== Raw data ==
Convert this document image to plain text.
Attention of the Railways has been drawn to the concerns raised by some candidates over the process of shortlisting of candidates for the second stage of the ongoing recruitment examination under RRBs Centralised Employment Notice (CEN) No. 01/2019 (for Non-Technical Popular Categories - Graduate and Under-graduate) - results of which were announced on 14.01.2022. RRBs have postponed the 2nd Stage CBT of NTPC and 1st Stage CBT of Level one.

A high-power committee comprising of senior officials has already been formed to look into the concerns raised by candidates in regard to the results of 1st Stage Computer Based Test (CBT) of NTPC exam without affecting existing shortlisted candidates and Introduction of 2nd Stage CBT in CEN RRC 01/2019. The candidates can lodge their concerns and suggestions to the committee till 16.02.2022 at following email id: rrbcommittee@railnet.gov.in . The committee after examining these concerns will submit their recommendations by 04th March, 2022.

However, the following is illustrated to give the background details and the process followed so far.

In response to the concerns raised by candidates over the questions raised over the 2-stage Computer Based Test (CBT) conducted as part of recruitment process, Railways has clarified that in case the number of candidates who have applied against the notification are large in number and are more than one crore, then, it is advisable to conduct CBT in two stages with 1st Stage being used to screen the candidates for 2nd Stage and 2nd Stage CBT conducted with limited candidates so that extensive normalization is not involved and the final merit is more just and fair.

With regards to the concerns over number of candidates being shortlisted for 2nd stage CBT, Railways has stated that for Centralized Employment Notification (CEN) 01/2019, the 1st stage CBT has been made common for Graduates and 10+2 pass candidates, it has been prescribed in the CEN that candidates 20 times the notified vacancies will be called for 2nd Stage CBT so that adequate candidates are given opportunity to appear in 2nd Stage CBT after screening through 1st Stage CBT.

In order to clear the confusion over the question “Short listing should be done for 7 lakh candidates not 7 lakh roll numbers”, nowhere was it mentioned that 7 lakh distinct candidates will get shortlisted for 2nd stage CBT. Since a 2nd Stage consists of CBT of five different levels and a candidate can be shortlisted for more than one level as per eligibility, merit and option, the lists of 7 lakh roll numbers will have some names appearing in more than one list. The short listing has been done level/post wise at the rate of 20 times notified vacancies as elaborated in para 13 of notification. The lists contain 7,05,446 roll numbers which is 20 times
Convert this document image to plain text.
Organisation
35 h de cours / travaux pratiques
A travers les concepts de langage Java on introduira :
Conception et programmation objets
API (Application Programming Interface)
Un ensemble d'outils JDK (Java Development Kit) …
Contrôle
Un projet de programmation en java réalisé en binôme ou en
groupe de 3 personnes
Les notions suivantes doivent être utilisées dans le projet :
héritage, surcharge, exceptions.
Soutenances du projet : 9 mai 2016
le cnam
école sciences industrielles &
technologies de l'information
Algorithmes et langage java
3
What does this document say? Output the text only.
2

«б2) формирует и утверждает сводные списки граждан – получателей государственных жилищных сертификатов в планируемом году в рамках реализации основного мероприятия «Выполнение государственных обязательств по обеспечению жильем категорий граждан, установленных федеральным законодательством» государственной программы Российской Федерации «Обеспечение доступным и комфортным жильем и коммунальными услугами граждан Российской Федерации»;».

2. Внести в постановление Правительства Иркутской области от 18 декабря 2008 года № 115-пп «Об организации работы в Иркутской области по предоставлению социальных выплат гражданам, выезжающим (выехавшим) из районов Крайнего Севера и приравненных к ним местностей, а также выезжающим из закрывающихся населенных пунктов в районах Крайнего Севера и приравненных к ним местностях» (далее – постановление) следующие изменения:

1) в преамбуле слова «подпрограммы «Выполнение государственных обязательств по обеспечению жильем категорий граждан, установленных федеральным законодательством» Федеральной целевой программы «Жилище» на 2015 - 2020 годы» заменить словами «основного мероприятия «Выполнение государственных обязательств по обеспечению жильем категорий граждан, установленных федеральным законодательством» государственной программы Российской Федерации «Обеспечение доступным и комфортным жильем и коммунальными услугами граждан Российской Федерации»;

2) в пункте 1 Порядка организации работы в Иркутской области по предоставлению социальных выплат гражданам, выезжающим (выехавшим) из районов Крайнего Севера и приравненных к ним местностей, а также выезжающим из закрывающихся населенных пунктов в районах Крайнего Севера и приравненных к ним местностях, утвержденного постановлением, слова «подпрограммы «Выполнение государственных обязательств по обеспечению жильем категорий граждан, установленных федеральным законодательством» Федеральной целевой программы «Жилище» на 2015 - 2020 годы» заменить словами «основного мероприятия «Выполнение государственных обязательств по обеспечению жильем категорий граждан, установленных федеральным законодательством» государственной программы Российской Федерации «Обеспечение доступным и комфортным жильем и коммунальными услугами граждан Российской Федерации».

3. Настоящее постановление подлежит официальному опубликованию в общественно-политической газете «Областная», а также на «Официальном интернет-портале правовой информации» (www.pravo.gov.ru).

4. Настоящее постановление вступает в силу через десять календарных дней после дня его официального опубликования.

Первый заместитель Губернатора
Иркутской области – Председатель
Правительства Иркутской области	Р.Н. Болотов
===
* [Problem description]: Extract all of the data shown above without alteration.

* [Full response]:
Convert this document image to plain text.
Attention of the Railways has been drawn to the concerns raised by some candidates over the process of shortlisting of candidates for the second stage of the ongoing recruitment examination under RRBs Centralised Employment Notice (CEN) No. 01/2019 (for Non-Technical Popular Categories - Graduate and Under-graduate) - results of which were announced on 14.01.2022. RRBs have postponed the 2nd Stage CBT of NTPC and 1st Stage CBT of Level one.

A high-power committee comprising of senior officials has already been formed to look into the concerns raised by candidates in regard to the results of 1st Stage Computer Based Test (CBT) of NTPC exam without affecting existing shortlisted candidates and Introduction of 2nd Stage CBT in CEN RRC 01/2019. The candidates can lodge their concerns and suggestions to the committee till 16.02.2022 at following email id: rrbcommittee@railnet.gov.in . The committee after examining these concerns will submit their recommendations by 04th March, 2022.

However, the following is illustrated to give the background details and the process followed so far.

In response to the concerns raised by candidates over the questions raised over the 2-stage Computer Based Test (CBT) conducted as part of recruitment process, Railways has clarified that in case the number of candidates who have applied against the notification are large in number and are more than one crore, then, it is advisable to conduct CBT in two stages with 1st Stage being used to screen the candidates for 2nd Stage and 2nd Stage CBT conducted with limited candidates so that extensive normalization is not involved and the final merit is more just and fair.

With regards to the concerns over number of candidates being shortlisted for 2nd stage CBT, Railways has stated that for Centralized Employment Notification (CEN) 01/2019, the 1st stage CBT has been made common for Graduates and 10+2 pass candidates, it has been prescribed in the CEN that candidates 20 times the notified vacancies will be called for 2nd Stage CBT so that adequate candidates are given opportunity to appear in 2nd Stage CBT after screening through 1st Stage CBT.

In order to clear the confusion over the question “Short listing should be done for 7 lakh candidates not 7 lakh roll numbers”, nowhere was it mentioned that 7 lakh distinct candidates will get shortlisted for 2nd stage CBT. Since a 2nd Stage consists of CBT of five different levels and a candidate can be shortlisted for more than one level as per eligibility, merit and option, the lists of 7 lakh roll numbers will have some names appearing in more than one list. The short listing has been done level/post wise at the rate of 20 times notified vacancies as elaborated in para 13 of notification. The lists contain 7,05,446 roll numbers which is 20 times
Convert this document image to plain text.
Organisation
35 h de cours / travaux pratiques
A travers les concepts de langage Java on introduira :
Conception et programmation objets
API (Application Programming Interface)
Un ensemble d'outils JDK (Java Development Kit) …
Contrôle
Un projet de programmation en java réalisé en binôme ou en
groupe de 3 personnes
Les notions suivantes doivent être utilisées dans le projet :
héritage, surcharge, exceptions.
Soutenances du projet : 9 mai 2016
le cnam
école sciences industrielles &
technologies de l'information
Algorithmes et langage java
3
What does this document say? Output the text only.
2

«б2) формирует и утверждает сводные списки граждан – получателей государственных жилищных сертификатов в планируемом году в рамках реализации основного мероприятия «Выполнение государственных обязательств по обеспечению жильем категорий граждан, установленных федеральным законодательством» государственной программы Российской Федерации «Обеспечение доступным и комфортным жильем и коммунальными услугами граждан Российской Федерации»;».

2. Внести в постановление Правительства Иркутской области от 18 декабря 2008 года № 115-пп «Об организации работы в Иркутской области по предоставлению социальных выплат гражданам, выезжающим (выехавшим) из районов Крайнего Севера и приравненных к ним местностей, а также выезжающим из закрывающихся населенных пунктов в районах Крайнего Севера и приравненных к ним местностях» (далее – постановление) следующие изменения:

1) в преамбуле слова «подпрограммы «Выполнение государственных обязательств по обеспечению жильем категорий граждан, установленных федеральным законодательством» Федеральной целевой программы «Жилище» на 2015 - 2020 годы» заменить словами «основного мероприятия «Выполнение государственных обязательств по обеспечению жильем категорий граждан, установленных федеральным законодательством» государственной программы Российской Федерации «Обеспечение доступным и комфортным жильем и коммунальными услугами граждан Российской Федерации»;

2) в пункте 1 Порядка организации работы в Иркутской области по предоставлению социальных выплат гражданам, выезжающим (выехавшим) из районов Крайнего Севера и приравненных к ним местностей, а также выезжающим из закрывающихся населенных пунктов в районах Крайнего Севера и приравненных к ним местностях, утвержденного постановлением, слова «подпрограммы «Выполнение государственных обязательств по обеспечению жильем категорий граждан, установленных федеральным законодательством» Федеральной целевой программы «Жилище» на 2015 - 2020 годы» заменить словами «основного мероприятия «Выполнение государственных обязательств по обеспечению жильем категорий граждан, установленных федеральным законодательством» государственной программы Российской Федерации «Обеспечение доступным и комфортным жильем и коммунальными услугами граждан Российской Федерации».

3. Настоящее постановление подлежит официальному опубликованию в общественно-политической газете «Областная», а также на «Официальном интернет-портале правовой информации» (www.pravo.gov.ru).

4. Настоящее постановление вступает в силу через десять календарных дней после дня его официального опубликования.

Первый заместитель Губернатора
Иркутской области – Председатель
Правительства Иркутской области	Р.Н. Болотов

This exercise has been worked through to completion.